* [ENTRIES SUPPLIED]
——
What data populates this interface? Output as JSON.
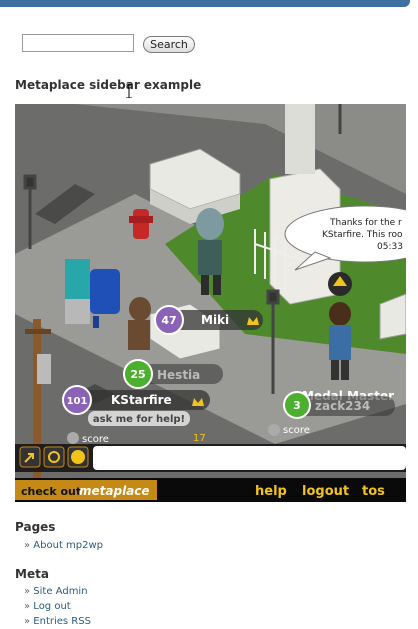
{
  "search": {
    "value": "",
    "button_label": "Search"
  },
  "widget_title": "Metaplace sidebar example",
  "game": {
    "chat_bubble": [
      "Thanks for the r",
      "KStarfire. This roo",
      "05:33"
    ],
    "players": [
      {
        "name": "Miki",
        "level": "47"
      },
      {
        "name": "Hestia",
        "level": "25"
      },
      {
        "name": "KStarfire",
        "level": "101"
      },
      {
        "name": "zack234",
        "level": "3"
      },
      {
        "name": "Medal Master",
        "level": ""
      }
    ],
    "ask_bubble": "ask me for help!",
    "score_labels": [
      "score",
      "score"
    ],
    "floor_number": "17",
    "bottom_bar": {
      "brand_prefix": "check out",
      "brand_name": "metaplace",
      "links": [
        "help",
        "logout",
        "tos"
      ]
    },
    "icons": [
      "external-link-icon",
      "gear-icon",
      "chat-icon"
    ]
  },
  "sections": [
    {
      "title": "Pages",
      "items": [
        "About mp2wp"
      ]
    },
    {
      "title": "Meta",
      "items": [
        "Site Admin",
        "Log out",
        "Entries RSS"
      ]
    }
  ]
}
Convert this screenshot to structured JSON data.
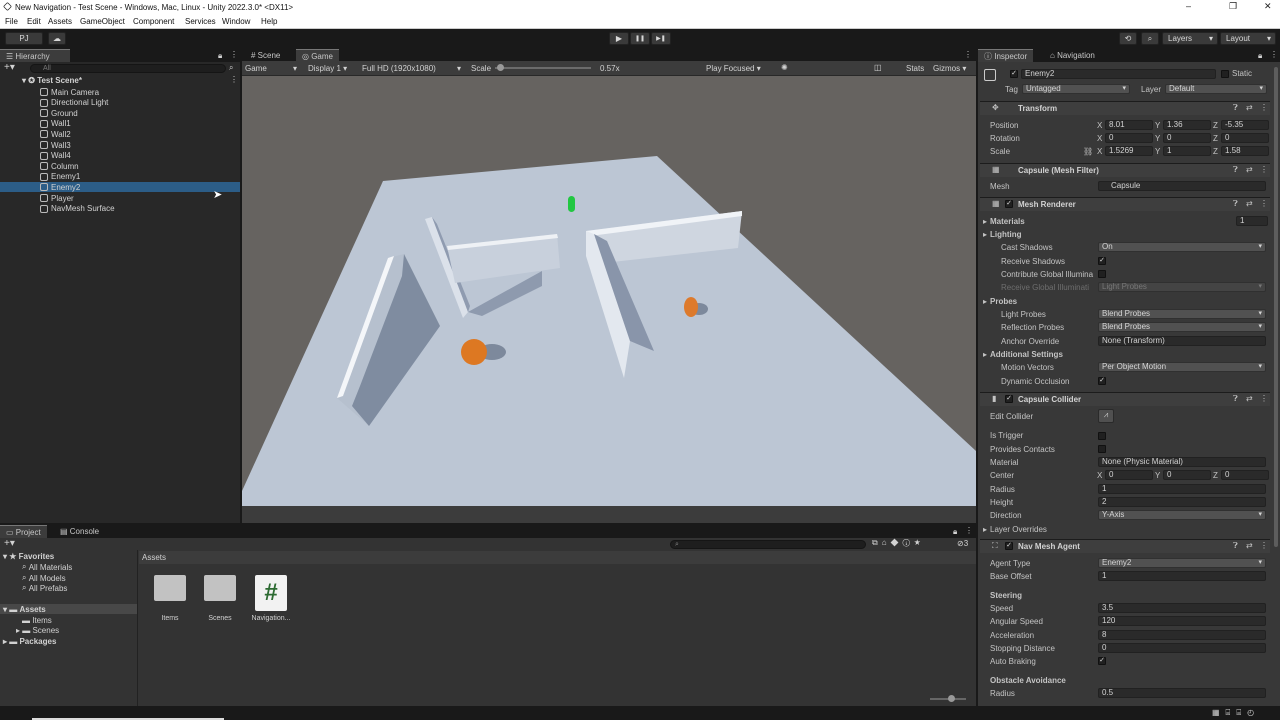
{
  "window": {
    "title": "New Navigation - Test Scene - Windows, Mac, Linux - Unity 2022.3.0* <DX11>",
    "min": "–",
    "max": "❐",
    "close": "✕"
  },
  "menu": [
    "File",
    "Edit",
    "Assets",
    "GameObject",
    "Component",
    "Services",
    "Window",
    "Help"
  ],
  "toolbar": {
    "account": "PJ",
    "layers": "Layers",
    "layout": "Layout",
    "play": "▶",
    "pause": "❚❚",
    "step": "▶❚"
  },
  "hierarchy": {
    "tab": "Hierarchy",
    "search_placeholder": "All",
    "scene": "Test Scene*",
    "items": [
      "Main Camera",
      "Directional Light",
      "Ground",
      "Wall1",
      "Wall2",
      "Wall3",
      "Wall4",
      "Column",
      "Enemy1",
      "Enemy2",
      "Player",
      "NavMesh Surface"
    ],
    "selected": "Enemy2"
  },
  "game": {
    "tab_scene": "Scene",
    "tab_game": "Game",
    "mode": "Game",
    "display": "Display 1",
    "resolution": "Full HD (1920x1080)",
    "scale_label": "Scale",
    "scale_value": "0.57x",
    "play_focused": "Play Focused",
    "stats": "Stats",
    "gizmos": "Gizmos",
    "scale_fraction": 0.02
  },
  "project": {
    "tab_project": "Project",
    "tab_console": "Console",
    "favorites": "Favorites",
    "fav_items": [
      "All Materials",
      "All Models",
      "All Prefabs"
    ],
    "assets": "Assets",
    "asset_children": [
      "Items",
      "Scenes"
    ],
    "packages": "Packages",
    "breadcrumb": "Assets",
    "files": [
      "Items",
      "Scenes",
      "Navigation..."
    ],
    "badge_count": "3"
  },
  "inspector": {
    "tab_inspector": "Inspector",
    "tab_navigation": "Navigation",
    "object_name": "Enemy2",
    "static_label": "Static",
    "tag_label": "Tag",
    "tag_value": "Untagged",
    "layer_label": "Layer",
    "layer_value": "Default",
    "transform": {
      "title": "Transform",
      "position_label": "Position",
      "rotation_label": "Rotation",
      "scale_label": "Scale",
      "pos": [
        "8.01",
        "1.36",
        "-5.35"
      ],
      "rot": [
        "0",
        "0",
        "0"
      ],
      "scl": [
        "1.5269",
        "1",
        "1.58"
      ]
    },
    "mesh_filter": {
      "title": "Capsule (Mesh Filter)",
      "mesh_label": "Mesh",
      "mesh_value": "Capsule"
    },
    "mesh_renderer": {
      "title": "Mesh Renderer",
      "materials_label": "Materials",
      "materials_count": "1",
      "lighting": "Lighting",
      "cast_shadows_label": "Cast Shadows",
      "cast_shadows": "On",
      "receive_shadows_label": "Receive Shadows",
      "contribute_gi_label": "Contribute Global Illumina",
      "receive_gi_label": "Receive Global Illuminati",
      "receive_gi_value": "Light Probes",
      "probes": "Probes",
      "light_probes_label": "Light Probes",
      "light_probes": "Blend Probes",
      "reflection_probes_label": "Reflection Probes",
      "reflection_probes": "Blend Probes",
      "anchor_label": "Anchor Override",
      "anchor_value": "None (Transform)",
      "additional": "Additional Settings",
      "motion_label": "Motion Vectors",
      "motion_value": "Per Object Motion",
      "dyn_occ_label": "Dynamic Occlusion"
    },
    "collider": {
      "title": "Capsule Collider",
      "edit_label": "Edit Collider",
      "trigger_label": "Is Trigger",
      "contacts_label": "Provides Contacts",
      "material_label": "Material",
      "material_value": "None (Physic Material)",
      "center_label": "Center",
      "center": [
        "0",
        "0",
        "0"
      ],
      "radius_label": "Radius",
      "radius": "1",
      "height_label": "Height",
      "height": "2",
      "direction_label": "Direction",
      "direction": "Y-Axis",
      "overrides_label": "Layer Overrides"
    },
    "agent": {
      "title": "Nav Mesh Agent",
      "type_label": "Agent Type",
      "type_value": "Enemy2",
      "offset_label": "Base Offset",
      "offset": "1",
      "steering": "Steering",
      "speed_label": "Speed",
      "speed": "3.5",
      "ang_label": "Angular Speed",
      "ang": "120",
      "accel_label": "Acceleration",
      "accel": "8",
      "stop_label": "Stopping Distance",
      "stop": "0",
      "brake_label": "Auto Braking",
      "avoid": "Obstacle Avoidance",
      "radius_label": "Radius",
      "radius": "0.5"
    }
  },
  "axis": {
    "x": "X",
    "y": "Y",
    "z": "Z"
  },
  "check": "✓"
}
——
* [WORK TO DO] Go through the material above and print all of it exactly, except the pictures.

* [EXPECTED ANSWER]
What data populates this interface? Output as JSON.
{
  "search": {
    "value": "",
    "button_label": "Search"
  },
  "widget_title": "Metaplace sidebar example",
  "game": {
    "chat_bubble": [
      "Thanks for the r",
      "KStarfire. This roo",
      "05:33"
    ],
    "players": [
      {
        "name": "Miki",
        "level": "47"
      },
      {
        "name": "Hestia",
        "level": "25"
      },
      {
        "name": "KStarfire",
        "level": "101"
      },
      {
        "name": "zack234",
        "level": "3"
      },
      {
        "name": "Medal Master",
        "level": ""
      }
    ],
    "ask_bubble": "ask me for help!",
    "score_labels": [
      "score",
      "score"
    ],
    "floor_number": "17",
    "bottom_bar": {
      "brand_prefix": "check out",
      "brand_name": "metaplace",
      "links": [
        "help",
        "logout",
        "tos"
      ]
    },
    "icons": [
      "external-link-icon",
      "gear-icon",
      "chat-icon"
    ]
  },
  "sections": [
    {
      "title": "Pages",
      "items": [
        "About mp2wp"
      ]
    },
    {
      "title": "Meta",
      "items": [
        "Site Admin",
        "Log out",
        "Entries RSS"
      ]
    }
  ]
}
Convert this screenshot to structured JSON data.
{
  "window": {
    "title": "New Navigation - Test Scene - Windows, Mac, Linux - Unity 2022.3.0* <DX11>",
    "min": "–",
    "max": "❐",
    "close": "✕"
  },
  "menu": [
    "File",
    "Edit",
    "Assets",
    "GameObject",
    "Component",
    "Services",
    "Window",
    "Help"
  ],
  "toolbar": {
    "account": "PJ",
    "layers": "Layers",
    "layout": "Layout",
    "play": "▶",
    "pause": "❚❚",
    "step": "▶❚"
  },
  "hierarchy": {
    "tab": "Hierarchy",
    "search_placeholder": "All",
    "scene": "Test Scene*",
    "items": [
      "Main Camera",
      "Directional Light",
      "Ground",
      "Wall1",
      "Wall2",
      "Wall3",
      "Wall4",
      "Column",
      "Enemy1",
      "Enemy2",
      "Player",
      "NavMesh Surface"
    ],
    "selected": "Enemy2"
  },
  "game": {
    "tab_scene": "Scene",
    "tab_game": "Game",
    "mode": "Game",
    "display": "Display 1",
    "resolution": "Full HD (1920x1080)",
    "scale_label": "Scale",
    "scale_value": "0.57x",
    "play_focused": "Play Focused",
    "stats": "Stats",
    "gizmos": "Gizmos",
    "scale_fraction": 0.02
  },
  "project": {
    "tab_project": "Project",
    "tab_console": "Console",
    "favorites": "Favorites",
    "fav_items": [
      "All Materials",
      "All Models",
      "All Prefabs"
    ],
    "assets": "Assets",
    "asset_children": [
      "Items",
      "Scenes"
    ],
    "packages": "Packages",
    "breadcrumb": "Assets",
    "files": [
      "Items",
      "Scenes",
      "Navigation..."
    ],
    "badge_count": "3"
  },
  "inspector": {
    "tab_inspector": "Inspector",
    "tab_navigation": "Navigation",
    "object_name": "Enemy2",
    "static_label": "Static",
    "tag_label": "Tag",
    "tag_value": "Untagged",
    "layer_label": "Layer",
    "layer_value": "Default",
    "transform": {
      "title": "Transform",
      "position_label": "Position",
      "rotation_label": "Rotation",
      "scale_label": "Scale",
      "pos": [
        "8.01",
        "1.36",
        "-5.35"
      ],
      "rot": [
        "0",
        "0",
        "0"
      ],
      "scl": [
        "1.5269",
        "1",
        "1.58"
      ]
    },
    "mesh_filter": {
      "title": "Capsule (Mesh Filter)",
      "mesh_label": "Mesh",
      "mesh_value": "Capsule"
    },
    "mesh_renderer": {
      "title": "Mesh Renderer",
      "materials_label": "Materials",
      "materials_count": "1",
      "lighting": "Lighting",
      "cast_shadows_label": "Cast Shadows",
      "cast_shadows": "On",
      "receive_shadows_label": "Receive Shadows",
      "contribute_gi_label": "Contribute Global Illumina",
      "receive_gi_label": "Receive Global Illuminati",
      "receive_gi_value": "Light Probes",
      "probes": "Probes",
      "light_probes_label": "Light Probes",
      "light_probes": "Blend Probes",
      "reflection_probes_label": "Reflection Probes",
      "reflection_probes": "Blend Probes",
      "anchor_label": "Anchor Override",
      "anchor_value": "None (Transform)",
      "additional": "Additional Settings",
      "motion_label": "Motion Vectors",
      "motion_value": "Per Object Motion",
      "dyn_occ_label": "Dynamic Occlusion"
    },
    "collider": {
      "title": "Capsule Collider",
      "edit_label": "Edit Collider",
      "trigger_label": "Is Trigger",
      "contacts_label": "Provides Contacts",
      "material_label": "Material",
      "material_value": "None (Physic Material)",
      "center_label": "Center",
      "center": [
        "0",
        "0",
        "0"
      ],
      "radius_label": "Radius",
      "radius": "1",
      "height_label": "Height",
      "height": "2",
      "direction_label": "Direction",
      "direction": "Y-Axis",
      "overrides_label": "Layer Overrides"
    },
    "agent": {
      "title": "Nav Mesh Agent",
      "type_label": "Agent Type",
      "type_value": "Enemy2",
      "offset_label": "Base Offset",
      "offset": "1",
      "steering": "Steering",
      "speed_label": "Speed",
      "speed": "3.5",
      "ang_label": "Angular Speed",
      "ang": "120",
      "accel_label": "Acceleration",
      "accel": "8",
      "stop_label": "Stopping Distance",
      "stop": "0",
      "brake_label": "Auto Braking",
      "avoid": "Obstacle Avoidance",
      "radius_label": "Radius",
      "radius": "0.5"
    }
  },
  "axis": {
    "x": "X",
    "y": "Y",
    "z": "Z"
  },
  "check": "✓"
}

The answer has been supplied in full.